- _MATERIAL PROVIDED_:
══════

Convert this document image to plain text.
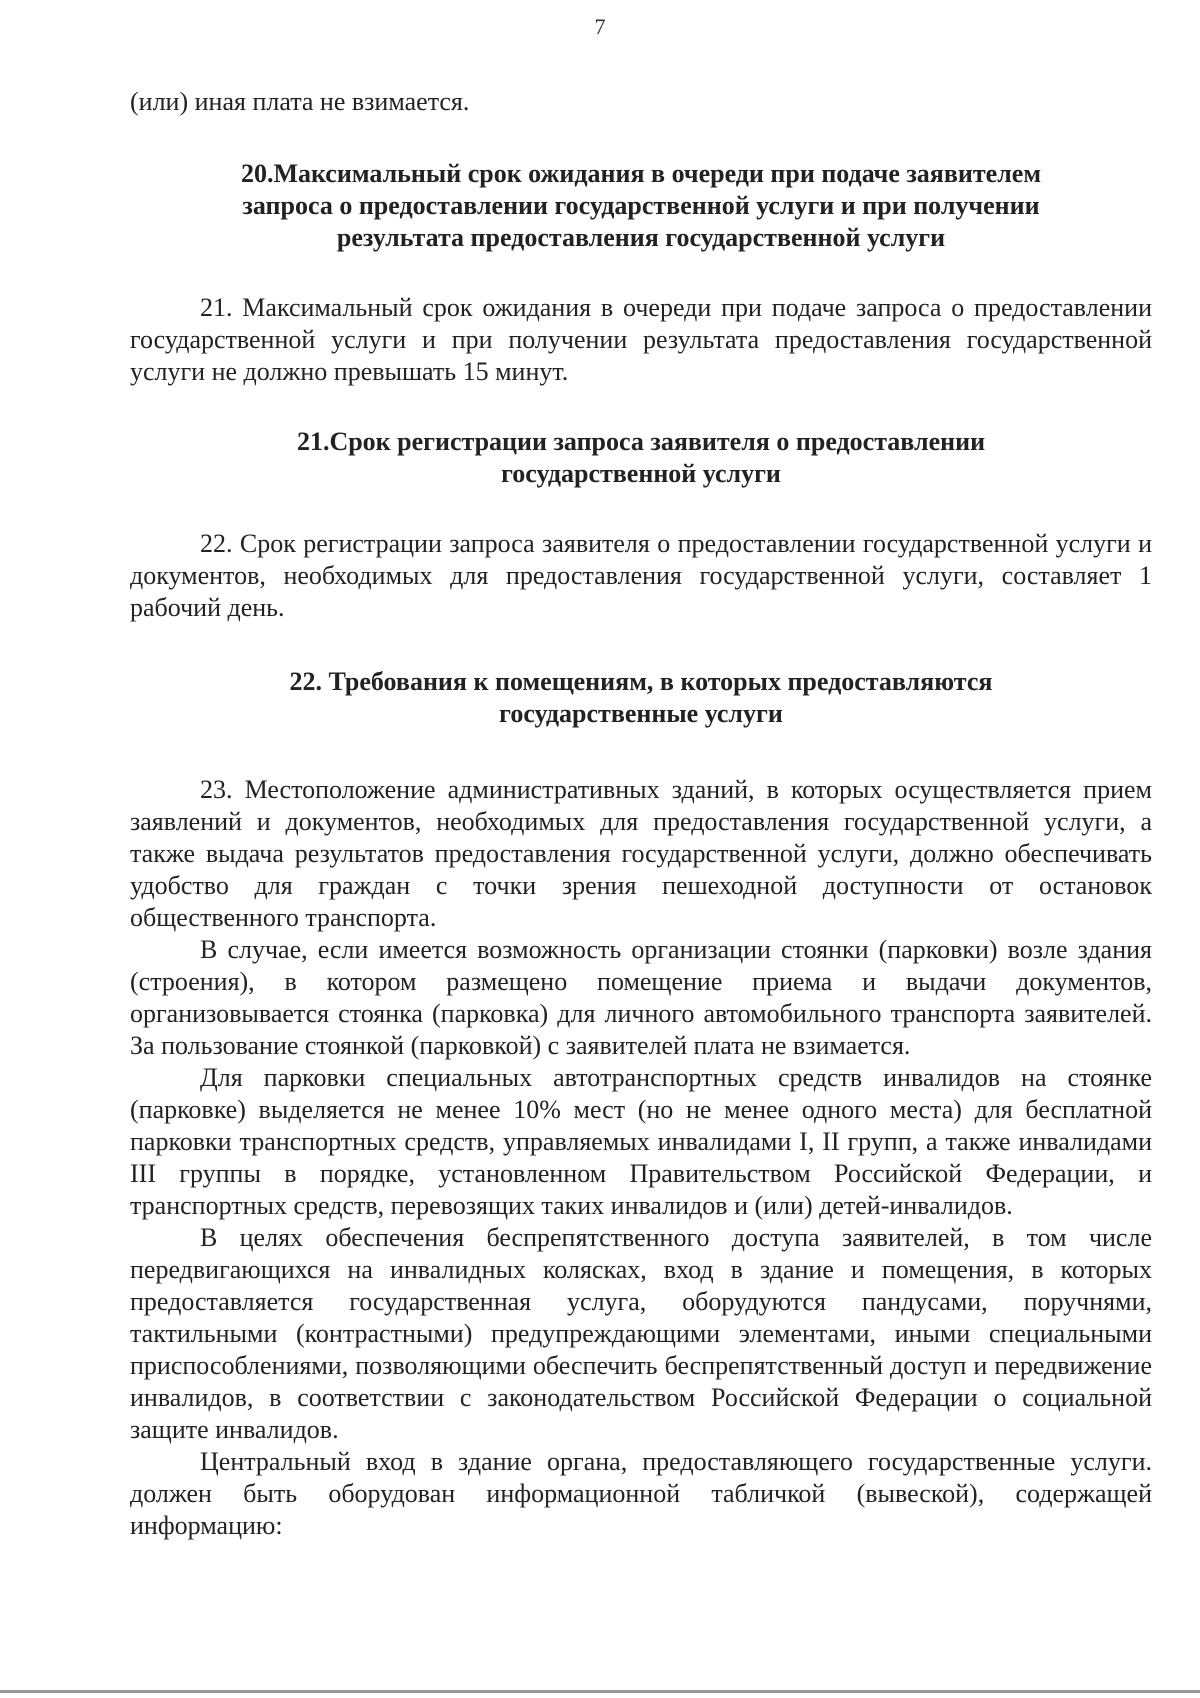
7

(или) иная плата не взимается.

20.Максимальный срок ожидания в очереди при подаче заявителем
запроса о предоставлении государственной услуги и при получении
результата предоставления государственной услуги

21. Максимальный срок ожидания в очереди при подаче запроса о предоставлении государственной услуги и при получении результата предоставления государственной услуги не должно превышать 15 минут.

21.Срок регистрации запроса заявителя о предоставлении
государственной услуги

22. Срок регистрации запроса заявителя о предоставлении государственной услуги и документов, необходимых для предоставления государственной услуги, составляет 1 рабочий день.

22. Требования к помещениям, в которых предоставляются
государственные услуги

23. Местоположение административных зданий, в которых осуществляется прием заявлений и документов, необходимых для предоставления государственной услуги, а также выдача результатов предоставления государственной услуги, должно обеспечивать удобство для граждан с точки зрения пешеходной доступности от остановок общественного транспорта.

В случае, если имеется возможность организации стоянки (парковки) возле здания (строения), в котором размещено помещение приема и выдачи документов, организовывается стоянка (парковка) для личного автомобильного транспорта заявителей. За пользование стоянкой (парковкой) с заявителей плата не взимается.

Для парковки специальных автотранспортных средств инвалидов на стоянке (парковке) выделяется не менее 10% мест (но не менее одного места) для бесплатной парковки транспортных средств, управляемых инвалидами I, II групп, а также инвалидами III группы в порядке, установленном Правительством Российской Федерации, и транспортных средств, перевозящих таких инвалидов и (или) детей-инвалидов.

В целях обеспечения беспрепятственного доступа заявителей, в том числе передвигающихся на инвалидных колясках, вход в здание и помещения, в которых предоставляется государственная услуга, оборудуются пандусами, поручнями, тактильными (контрастными) предупреждающими элементами, иными специальными приспособлениями, позволяющими обеспечить беспрепятственный доступ и передвижение инвалидов, в соответствии с законодательством Российской Федерации о социальной защите инвалидов.

Центральный вход в здание органа, предоставляющего государственные услуги. должен быть оборудован информационной табличкой (вывеской), содержащей информацию:
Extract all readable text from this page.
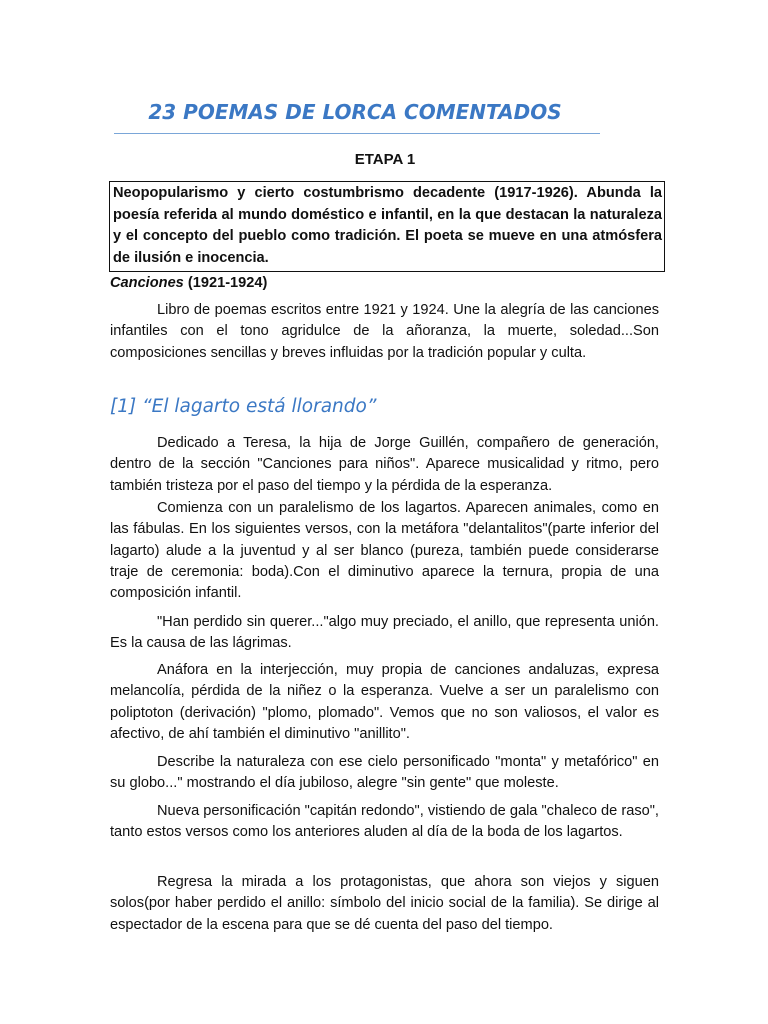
23 POEMAS DE LORCA COMENTADOS
ETAPA 1
Neopopularismo y cierto costumbrismo decadente (1917-1926). Abunda la poesía referida al mundo doméstico e infantil, en la que destacan la naturaleza y el concepto del pueblo como tradición. El poeta se mueve en una atmósfera de ilusión e inocencia.
Canciones (1921-1924)

Libro de poemas escritos entre 1921 y 1924. Une la alegría de las canciones infantiles con el tono agridulce de la añoranza, la muerte, soledad...Son composiciones sencillas y breves influidas por la tradición popular y culta.

[1] “El lagarto está llorando”

Dedicado a Teresa, la hija de Jorge Guillén, compañero de generación, dentro de la sección "Canciones para niños". Aparece musicalidad y ritmo, pero también tristeza por el paso del tiempo y la pérdida de la esperanza.

Comienza con un paralelismo de los lagartos. Aparecen animales, como en las fábulas. En los siguientes versos, con la metáfora "delantalitos"(parte inferior del lagarto) alude a la juventud y al ser blanco (pureza, también puede considerarse traje de ceremonia: boda).Con el diminutivo aparece la ternura, propia de una composición infantil.

"Han perdido sin querer..."algo muy preciado, el anillo, que representa unión. Es la causa de las lágrimas.

Anáfora en la interjección, muy propia de canciones andaluzas, expresa melancolía, pérdida de la niñez o la esperanza. Vuelve a ser un paralelismo con poliptoton (derivación) "plomo, plomado". Vemos que no son valiosos, el valor es afectivo, de ahí también el diminutivo "anillito".

Describe la naturaleza con ese cielo personificado "monta" y metafórico" en su globo..." mostrando el día jubiloso, alegre "sin gente" que moleste.

Nueva personificación "capitán redondo", vistiendo de gala "chaleco de raso", tanto estos versos como los anteriores aluden al día de la boda de los lagartos.

Regresa la mirada a los protagonistas, que ahora son viejos y siguen solos(por haber perdido el anillo: símbolo del inicio social de la familia). Se dirige al espectador de la escena para que se dé cuenta del paso del tiempo.
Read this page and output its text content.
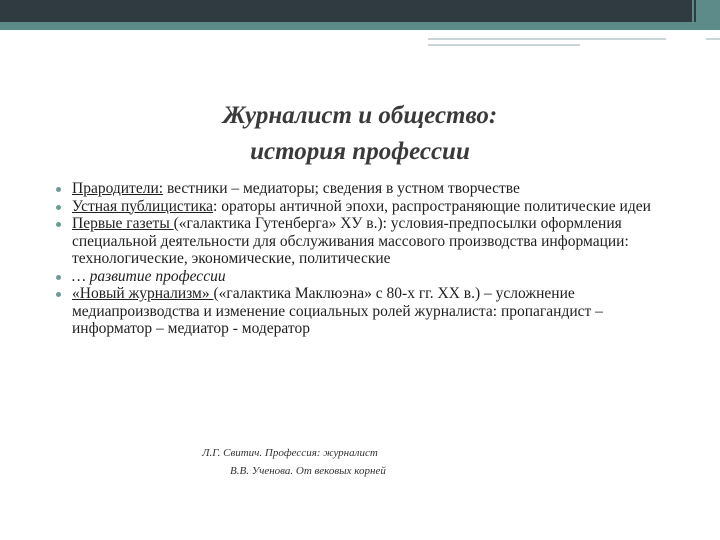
Журналист и общество:
история профессии
Прародители: вестники – медиаторы; сведения в устном творчестве
Устная публицистика: ораторы античной эпохи, распространяющие политические идеи
Первые газеты («галактика Гутенберга» XУ в.): условия-предпосылки оформления специальной деятельности для обслуживания массового производства информации: технологические, экономические, политические
… развитие профессии
«Новый журнализм» («галактика Маклюэна» с 80-х гг. XX в.) – усложнение медиапроизводства и изменение социальных ролей журналиста: пропагандист – информатор – медиатор - модератор
Л.Г. Свитич. Профессия: журналист
В.В. Ученова. От вековых корней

══════

- _WHAT THIS TASK INVOLVES_: Which lines in the listing above hold the word "perdido"? Show each of them.

- _TASK RESULT_:
"Han perdido sin querer..."algo muy preciado, el anillo, que representa unión. Es la causa de las lágrimas.
Regresa la mirada a los protagonistas, que ahora son viejos y siguen solos(por haber perdido el anillo: símbolo del inicio social de la familia). Se dirige al espectador de la escena para que se dé cuenta del paso del tiempo.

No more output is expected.